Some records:
↓↓↓

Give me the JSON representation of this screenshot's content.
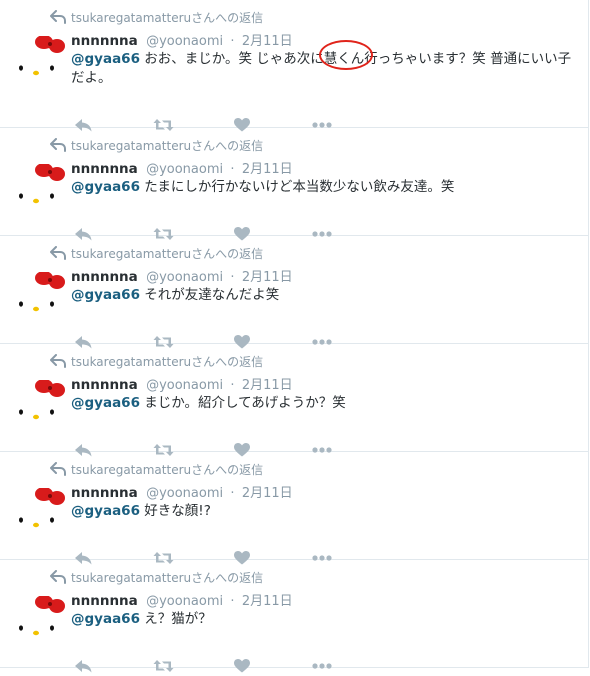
{
  "context_label": "tsukaregatamatteruさんへの返信",
  "author": {
    "name": "nnnnnna",
    "handle": "@yoonaomi"
  },
  "dot": "·",
  "tweets": [
    {
      "time": "2月11日",
      "mention": "@gyaa66",
      "text": "おお、まじか。笑 じゃあ次に慧くん行っちゃいます？笑 普通にいい子だよ。"
    },
    {
      "time": "2月11日",
      "mention": "@gyaa66",
      "text": "たまにしか行かないけど本当数少ない飲み友達。笑"
    },
    {
      "time": "2月11日",
      "mention": "@gyaa66",
      "text": "それが友達なんだよ笑"
    },
    {
      "time": "2月11日",
      "mention": "@gyaa66",
      "text": "まじか。紹介してあげようか？笑"
    },
    {
      "time": "2月11日",
      "mention": "@gyaa66",
      "text": "好きな顔!?"
    },
    {
      "time": "2月11日",
      "mention": "@gyaa66",
      "text": "え？猫が？"
    }
  ],
  "icons": {
    "reply": "reply-icon",
    "retweet": "retweet-icon",
    "like": "heart-icon",
    "more": "more-icon",
    "avatar": "hello-kitty-avatar"
  },
  "colors": {
    "mention": "#1b5f80",
    "action_icon": "#aab8c2",
    "meta_text": "#8899a6",
    "circle_annotation": "#e0241b"
  }
}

↑↑↑

What to produce =
Without the pictures, write out the whole listing above exactly as it appears.

Solved problem =
Give me the JSON representation of this screenshot's content.
{
  "context_label": "tsukaregatamatteruさんへの返信",
  "author": {
    "name": "nnnnnna",
    "handle": "@yoonaomi"
  },
  "dot": "·",
  "tweets": [
    {
      "time": "2月11日",
      "mention": "@gyaa66",
      "text": "おお、まじか。笑 じゃあ次に慧くん行っちゃいます？笑 普通にいい子だよ。"
    },
    {
      "time": "2月11日",
      "mention": "@gyaa66",
      "text": "たまにしか行かないけど本当数少ない飲み友達。笑"
    },
    {
      "time": "2月11日",
      "mention": "@gyaa66",
      "text": "それが友達なんだよ笑"
    },
    {
      "time": "2月11日",
      "mention": "@gyaa66",
      "text": "まじか。紹介してあげようか？笑"
    },
    {
      "time": "2月11日",
      "mention": "@gyaa66",
      "text": "好きな顔!?"
    },
    {
      "time": "2月11日",
      "mention": "@gyaa66",
      "text": "え？猫が？"
    }
  ],
  "icons": {
    "reply": "reply-icon",
    "retweet": "retweet-icon",
    "like": "heart-icon",
    "more": "more-icon",
    "avatar": "hello-kitty-avatar"
  },
  "colors": {
    "mention": "#1b5f80",
    "action_icon": "#aab8c2",
    "meta_text": "#8899a6",
    "circle_annotation": "#e0241b"
  }
}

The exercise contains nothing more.